WHAT IS NEEDED: Restate the whole listing word for word. Pictures are left out.
+ + +
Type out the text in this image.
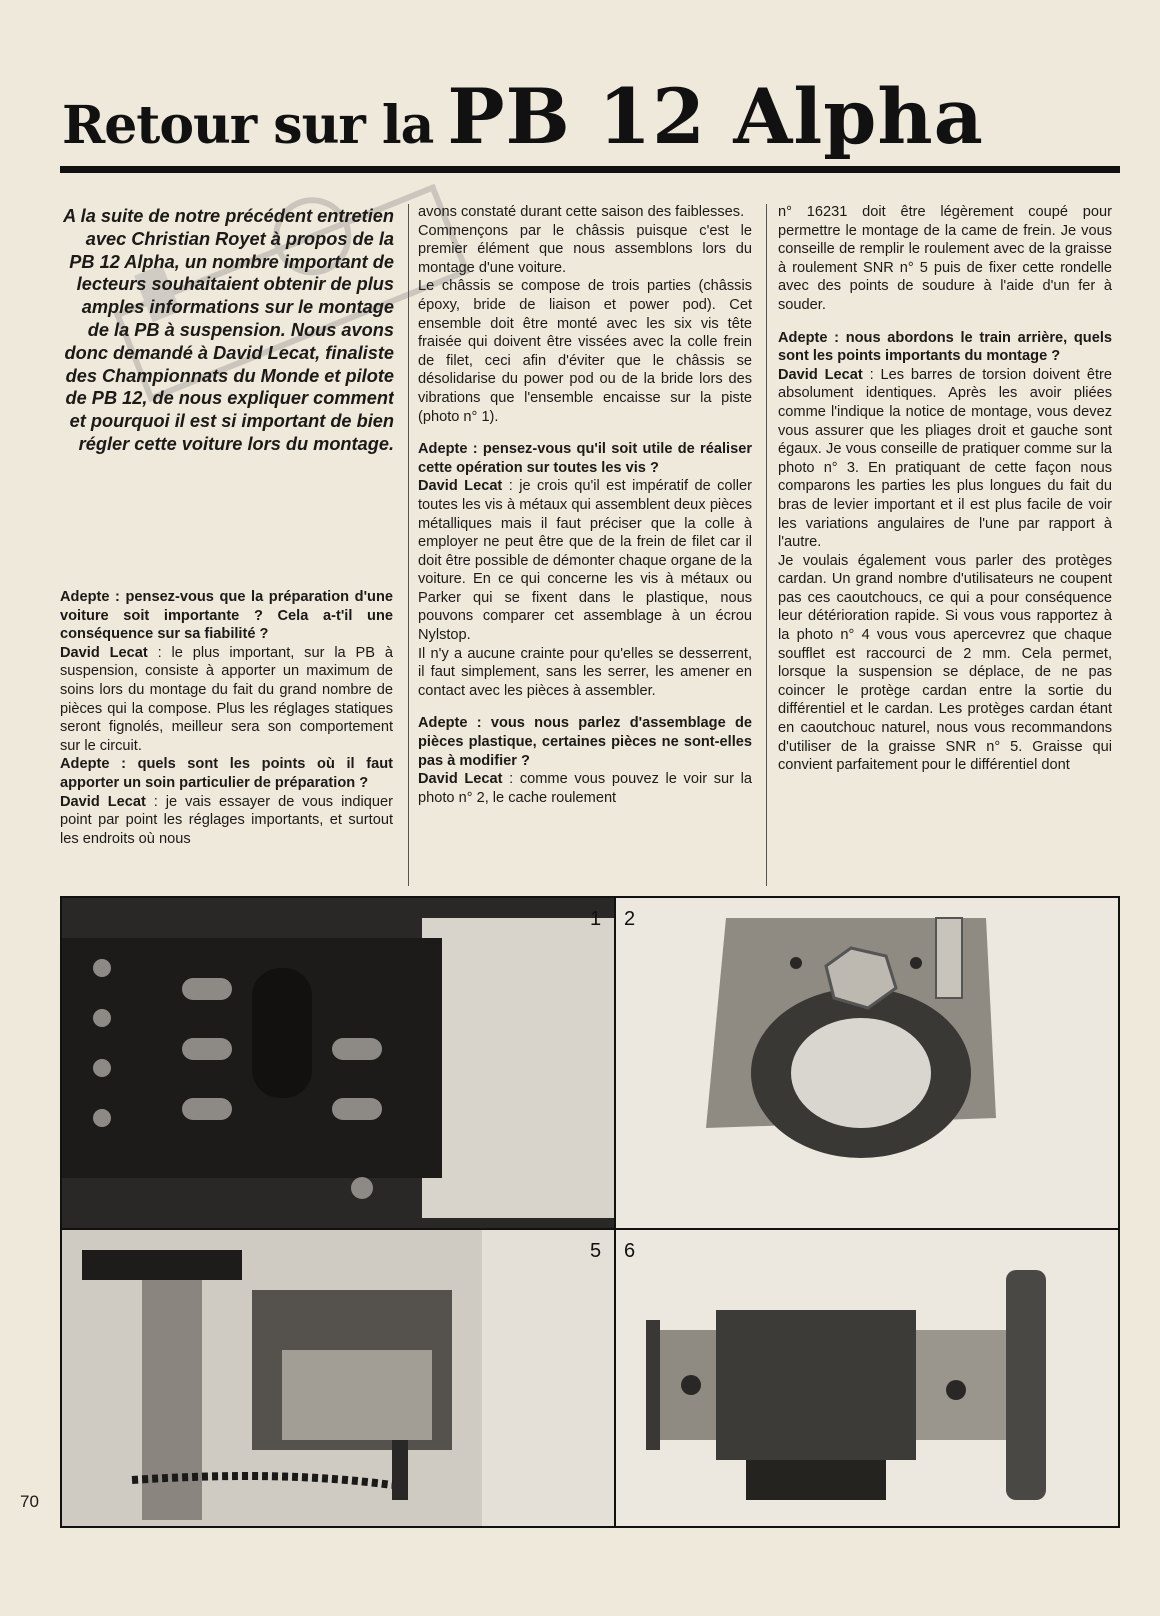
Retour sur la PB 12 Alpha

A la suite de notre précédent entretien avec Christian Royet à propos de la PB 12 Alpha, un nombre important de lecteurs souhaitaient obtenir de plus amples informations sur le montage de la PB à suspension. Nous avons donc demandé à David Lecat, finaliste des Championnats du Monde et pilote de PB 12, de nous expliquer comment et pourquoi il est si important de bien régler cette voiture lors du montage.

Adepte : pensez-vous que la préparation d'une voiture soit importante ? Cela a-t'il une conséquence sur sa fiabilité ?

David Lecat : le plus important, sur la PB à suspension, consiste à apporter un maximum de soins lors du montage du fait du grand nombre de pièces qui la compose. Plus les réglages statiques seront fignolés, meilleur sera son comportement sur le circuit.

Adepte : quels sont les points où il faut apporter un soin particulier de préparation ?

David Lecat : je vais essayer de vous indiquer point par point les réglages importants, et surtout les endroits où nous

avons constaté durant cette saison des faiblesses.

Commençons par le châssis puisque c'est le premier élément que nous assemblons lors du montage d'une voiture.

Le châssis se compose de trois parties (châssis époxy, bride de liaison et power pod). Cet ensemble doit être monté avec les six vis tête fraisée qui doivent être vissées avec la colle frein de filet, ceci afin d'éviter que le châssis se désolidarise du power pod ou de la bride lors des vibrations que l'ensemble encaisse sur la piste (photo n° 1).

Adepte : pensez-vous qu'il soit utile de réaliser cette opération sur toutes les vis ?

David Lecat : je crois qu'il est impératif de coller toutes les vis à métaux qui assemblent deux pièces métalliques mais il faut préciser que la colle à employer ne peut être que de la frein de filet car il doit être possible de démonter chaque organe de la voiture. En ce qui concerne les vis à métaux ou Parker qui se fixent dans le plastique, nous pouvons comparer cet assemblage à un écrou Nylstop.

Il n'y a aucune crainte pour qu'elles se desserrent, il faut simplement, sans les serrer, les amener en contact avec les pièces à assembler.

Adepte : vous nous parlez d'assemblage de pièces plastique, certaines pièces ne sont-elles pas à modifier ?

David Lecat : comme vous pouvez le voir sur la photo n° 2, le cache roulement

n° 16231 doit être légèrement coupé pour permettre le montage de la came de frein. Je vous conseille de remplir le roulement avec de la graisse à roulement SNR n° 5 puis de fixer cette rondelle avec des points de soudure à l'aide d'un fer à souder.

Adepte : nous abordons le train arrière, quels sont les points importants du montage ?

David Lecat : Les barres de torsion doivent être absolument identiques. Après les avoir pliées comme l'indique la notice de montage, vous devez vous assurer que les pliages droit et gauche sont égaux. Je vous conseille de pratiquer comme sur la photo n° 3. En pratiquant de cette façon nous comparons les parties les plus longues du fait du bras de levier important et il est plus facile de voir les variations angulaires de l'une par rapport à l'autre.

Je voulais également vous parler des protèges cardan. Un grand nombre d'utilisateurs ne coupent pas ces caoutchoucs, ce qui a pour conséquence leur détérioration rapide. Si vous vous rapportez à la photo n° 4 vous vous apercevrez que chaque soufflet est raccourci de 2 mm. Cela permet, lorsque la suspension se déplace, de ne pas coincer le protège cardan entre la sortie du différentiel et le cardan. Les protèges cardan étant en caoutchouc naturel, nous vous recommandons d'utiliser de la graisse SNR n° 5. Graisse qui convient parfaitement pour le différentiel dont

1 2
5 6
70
+ + +
SOLUTION FOR THIS TASK:
Type out the text in this image.
Retour sur la PB 12 Alpha

A la suite de notre précédent entretien avec Christian Royet à propos de la PB 12 Alpha, un nombre important de lecteurs souhaitaient obtenir de plus amples informations sur le montage de la PB à suspension. Nous avons donc demandé à David Lecat, finaliste des Championnats du Monde et pilote de PB 12, de nous expliquer comment et pourquoi il est si important de bien régler cette voiture lors du montage.

Adepte : pensez-vous que la préparation d'une voiture soit importante ? Cela a-t'il une conséquence sur sa fiabilité ?

David Lecat : le plus important, sur la PB à suspension, consiste à apporter un maximum de soins lors du montage du fait du grand nombre de pièces qui la compose. Plus les réglages statiques seront fignolés, meilleur sera son comportement sur le circuit.

Adepte : quels sont les points où il faut apporter un soin particulier de préparation ?

David Lecat : je vais essayer de vous indiquer point par point les réglages importants, et surtout les endroits où nous

avons constaté durant cette saison des faiblesses.

Commençons par le châssis puisque c'est le premier élément que nous assemblons lors du montage d'une voiture.

Le châssis se compose de trois parties (châssis époxy, bride de liaison et power pod). Cet ensemble doit être monté avec les six vis tête fraisée qui doivent être vissées avec la colle frein de filet, ceci afin d'éviter que le châssis se désolidarise du power pod ou de la bride lors des vibrations que l'ensemble encaisse sur la piste (photo n° 1).

Adepte : pensez-vous qu'il soit utile de réaliser cette opération sur toutes les vis ?

David Lecat : je crois qu'il est impératif de coller toutes les vis à métaux qui assemblent deux pièces métalliques mais il faut préciser que la colle à employer ne peut être que de la frein de filet car il doit être possible de démonter chaque organe de la voiture. En ce qui concerne les vis à métaux ou Parker qui se fixent dans le plastique, nous pouvons comparer cet assemblage à un écrou Nylstop.

Il n'y a aucune crainte pour qu'elles se desserrent, il faut simplement, sans les serrer, les amener en contact avec les pièces à assembler.

Adepte : vous nous parlez d'assemblage de pièces plastique, certaines pièces ne sont-elles pas à modifier ?

David Lecat : comme vous pouvez le voir sur la photo n° 2, le cache roulement

n° 16231 doit être légèrement coupé pour permettre le montage de la came de frein. Je vous conseille de remplir le roulement avec de la graisse à roulement SNR n° 5 puis de fixer cette rondelle avec des points de soudure à l'aide d'un fer à souder.

Adepte : nous abordons le train arrière, quels sont les points importants du montage ?

David Lecat : Les barres de torsion doivent être absolument identiques. Après les avoir pliées comme l'indique la notice de montage, vous devez vous assurer que les pliages droit et gauche sont égaux. Je vous conseille de pratiquer comme sur la photo n° 3. En pratiquant de cette façon nous comparons les parties les plus longues du fait du bras de levier important et il est plus facile de voir les variations angulaires de l'une par rapport à l'autre.

Je voulais également vous parler des protèges cardan. Un grand nombre d'utilisateurs ne coupent pas ces caoutchoucs, ce qui a pour conséquence leur détérioration rapide. Si vous vous rapportez à la photo n° 4 vous vous apercevrez que chaque soufflet est raccourci de 2 mm. Cela permet, lorsque la suspension se déplace, de ne pas coincer le protège cardan entre la sortie du différentiel et le cardan. Les protèges cardan étant en caoutchouc naturel, nous vous recommandons d'utiliser de la graisse SNR n° 5. Graisse qui convient parfaitement pour le différentiel dont

1 2
5 6
70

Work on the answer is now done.